• **Instruction**: Please output the stretch of records from the line containing "Find 15 of the" through the line containing "y-tick-label: 0 [132,265,142,279]" as a numbered list, omitting blank lines.

##### Dataset records #####

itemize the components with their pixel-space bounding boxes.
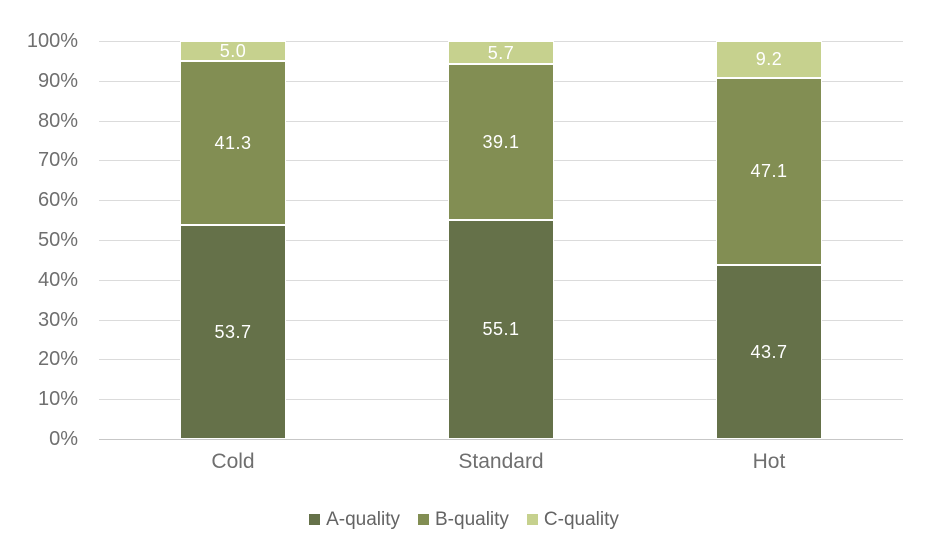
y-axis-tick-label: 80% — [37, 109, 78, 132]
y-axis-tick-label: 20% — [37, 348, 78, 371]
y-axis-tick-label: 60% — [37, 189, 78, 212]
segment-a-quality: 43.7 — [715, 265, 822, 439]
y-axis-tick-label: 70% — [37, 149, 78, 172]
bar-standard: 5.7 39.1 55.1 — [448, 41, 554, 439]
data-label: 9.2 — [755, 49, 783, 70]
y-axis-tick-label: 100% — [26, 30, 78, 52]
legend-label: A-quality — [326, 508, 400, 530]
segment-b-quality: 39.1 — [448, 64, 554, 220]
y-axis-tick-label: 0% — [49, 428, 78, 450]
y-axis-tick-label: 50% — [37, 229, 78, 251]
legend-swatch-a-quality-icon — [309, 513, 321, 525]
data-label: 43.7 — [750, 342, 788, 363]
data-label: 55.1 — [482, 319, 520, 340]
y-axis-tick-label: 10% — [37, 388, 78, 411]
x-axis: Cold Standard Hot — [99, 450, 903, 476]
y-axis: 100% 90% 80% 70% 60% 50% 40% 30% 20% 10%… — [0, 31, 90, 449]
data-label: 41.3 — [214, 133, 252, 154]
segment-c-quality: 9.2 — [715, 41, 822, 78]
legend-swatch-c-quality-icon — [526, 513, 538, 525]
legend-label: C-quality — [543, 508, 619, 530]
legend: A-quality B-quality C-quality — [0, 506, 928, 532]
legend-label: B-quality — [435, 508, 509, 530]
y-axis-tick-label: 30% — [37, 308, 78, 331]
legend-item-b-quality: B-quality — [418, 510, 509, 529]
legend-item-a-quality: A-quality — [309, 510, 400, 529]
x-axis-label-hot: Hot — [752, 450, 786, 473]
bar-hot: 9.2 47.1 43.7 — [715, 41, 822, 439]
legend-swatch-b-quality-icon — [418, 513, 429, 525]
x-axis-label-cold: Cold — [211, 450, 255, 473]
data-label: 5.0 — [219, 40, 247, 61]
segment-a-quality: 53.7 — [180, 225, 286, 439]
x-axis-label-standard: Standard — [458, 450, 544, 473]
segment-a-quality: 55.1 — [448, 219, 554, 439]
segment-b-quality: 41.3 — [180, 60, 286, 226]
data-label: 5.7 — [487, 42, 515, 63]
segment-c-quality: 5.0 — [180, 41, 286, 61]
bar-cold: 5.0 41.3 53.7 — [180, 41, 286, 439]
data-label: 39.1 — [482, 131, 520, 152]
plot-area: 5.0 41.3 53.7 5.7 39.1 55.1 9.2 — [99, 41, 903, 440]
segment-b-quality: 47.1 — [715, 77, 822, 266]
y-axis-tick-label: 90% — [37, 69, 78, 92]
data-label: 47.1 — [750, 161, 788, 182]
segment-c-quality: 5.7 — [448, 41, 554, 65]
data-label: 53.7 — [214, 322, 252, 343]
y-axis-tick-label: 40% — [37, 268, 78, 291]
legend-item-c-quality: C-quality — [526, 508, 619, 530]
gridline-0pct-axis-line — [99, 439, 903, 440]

#####
##### Dataset records #####

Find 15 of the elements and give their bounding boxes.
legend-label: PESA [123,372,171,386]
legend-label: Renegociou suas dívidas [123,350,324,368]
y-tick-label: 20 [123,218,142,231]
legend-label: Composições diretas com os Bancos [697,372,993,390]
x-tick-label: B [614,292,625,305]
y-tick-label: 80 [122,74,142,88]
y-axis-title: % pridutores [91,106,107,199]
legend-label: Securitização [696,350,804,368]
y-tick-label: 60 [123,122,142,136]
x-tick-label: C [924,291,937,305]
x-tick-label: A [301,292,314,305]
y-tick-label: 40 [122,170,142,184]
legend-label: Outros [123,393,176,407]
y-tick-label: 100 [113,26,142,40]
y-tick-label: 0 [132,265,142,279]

#####
##### Dataset records #####

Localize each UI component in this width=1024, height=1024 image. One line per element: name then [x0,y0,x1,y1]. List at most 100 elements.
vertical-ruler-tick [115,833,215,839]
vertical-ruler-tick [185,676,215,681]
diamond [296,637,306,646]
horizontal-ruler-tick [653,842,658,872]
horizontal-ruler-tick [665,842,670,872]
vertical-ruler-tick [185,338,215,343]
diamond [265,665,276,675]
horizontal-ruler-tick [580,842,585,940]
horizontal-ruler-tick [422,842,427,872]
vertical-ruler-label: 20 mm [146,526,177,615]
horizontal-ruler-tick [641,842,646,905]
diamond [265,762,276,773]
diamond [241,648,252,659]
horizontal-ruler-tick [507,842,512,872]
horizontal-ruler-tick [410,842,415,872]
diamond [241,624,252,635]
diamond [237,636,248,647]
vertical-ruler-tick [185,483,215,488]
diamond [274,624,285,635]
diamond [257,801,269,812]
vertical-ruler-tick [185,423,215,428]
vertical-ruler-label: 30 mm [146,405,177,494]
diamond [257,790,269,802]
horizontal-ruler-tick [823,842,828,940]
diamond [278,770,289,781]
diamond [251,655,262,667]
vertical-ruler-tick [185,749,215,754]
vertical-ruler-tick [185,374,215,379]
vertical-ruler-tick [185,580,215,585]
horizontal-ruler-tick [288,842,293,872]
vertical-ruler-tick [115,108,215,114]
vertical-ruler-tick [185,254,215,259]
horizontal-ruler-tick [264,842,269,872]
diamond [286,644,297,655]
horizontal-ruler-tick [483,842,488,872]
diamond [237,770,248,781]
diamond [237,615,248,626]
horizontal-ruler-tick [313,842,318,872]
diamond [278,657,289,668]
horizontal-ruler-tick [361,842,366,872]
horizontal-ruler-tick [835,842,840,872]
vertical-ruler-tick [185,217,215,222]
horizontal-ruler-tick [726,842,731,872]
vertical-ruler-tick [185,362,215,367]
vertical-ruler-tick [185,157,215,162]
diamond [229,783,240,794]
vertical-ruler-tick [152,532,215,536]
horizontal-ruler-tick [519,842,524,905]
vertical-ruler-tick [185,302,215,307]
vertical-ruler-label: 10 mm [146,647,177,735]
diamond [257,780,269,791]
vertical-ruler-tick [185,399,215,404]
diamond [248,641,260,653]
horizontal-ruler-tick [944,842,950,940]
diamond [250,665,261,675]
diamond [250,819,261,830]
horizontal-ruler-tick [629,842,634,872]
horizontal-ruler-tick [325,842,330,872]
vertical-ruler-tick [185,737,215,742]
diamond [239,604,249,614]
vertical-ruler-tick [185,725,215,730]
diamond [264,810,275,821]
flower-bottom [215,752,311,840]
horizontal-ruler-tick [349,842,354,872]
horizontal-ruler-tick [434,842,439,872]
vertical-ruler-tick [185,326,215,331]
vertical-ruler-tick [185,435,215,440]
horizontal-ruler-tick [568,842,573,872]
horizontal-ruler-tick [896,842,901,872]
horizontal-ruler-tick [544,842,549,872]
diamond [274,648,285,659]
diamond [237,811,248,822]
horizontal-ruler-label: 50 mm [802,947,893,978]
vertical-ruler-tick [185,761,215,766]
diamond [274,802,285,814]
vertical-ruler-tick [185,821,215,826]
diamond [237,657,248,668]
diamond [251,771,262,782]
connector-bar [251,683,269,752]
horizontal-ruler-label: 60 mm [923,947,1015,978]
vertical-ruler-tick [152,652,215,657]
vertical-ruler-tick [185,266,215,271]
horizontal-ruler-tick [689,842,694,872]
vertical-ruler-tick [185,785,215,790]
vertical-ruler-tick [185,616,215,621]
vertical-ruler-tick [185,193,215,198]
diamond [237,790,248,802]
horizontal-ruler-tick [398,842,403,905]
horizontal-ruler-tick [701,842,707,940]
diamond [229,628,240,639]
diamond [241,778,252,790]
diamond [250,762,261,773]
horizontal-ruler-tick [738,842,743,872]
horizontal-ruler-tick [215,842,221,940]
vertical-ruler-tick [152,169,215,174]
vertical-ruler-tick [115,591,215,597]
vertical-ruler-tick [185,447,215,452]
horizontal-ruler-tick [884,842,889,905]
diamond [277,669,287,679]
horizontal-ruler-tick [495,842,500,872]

#####

• **Full response**:
1. Find 15 of the elements and give their bounding boxes.
2. legend-label: PESA [123,372,171,386]
3. legend-label: Renegociou suas dívidas [123,350,324,368]
4. y-tick-label: 20 [123,218,142,231]
5. legend-label: Composições diretas com os Bancos [697,372,993,390]
6. x-tick-label: B [614,292,625,305]
7. y-tick-label: 80 [122,74,142,88]
8. y-axis-title: % pridutores [91,106,107,199]
9. legend-label: Securitização [696,350,804,368]
10. y-tick-label: 60 [123,122,142,136]
11. x-tick-label: C [924,291,937,305]
12. x-tick-label: A [301,292,314,305]
13. y-tick-label: 40 [122,170,142,184]
14. legend-label: Outros [123,393,176,407]
15. y-tick-label: 100 [113,26,142,40]
16. y-tick-label: 0 [132,265,142,279]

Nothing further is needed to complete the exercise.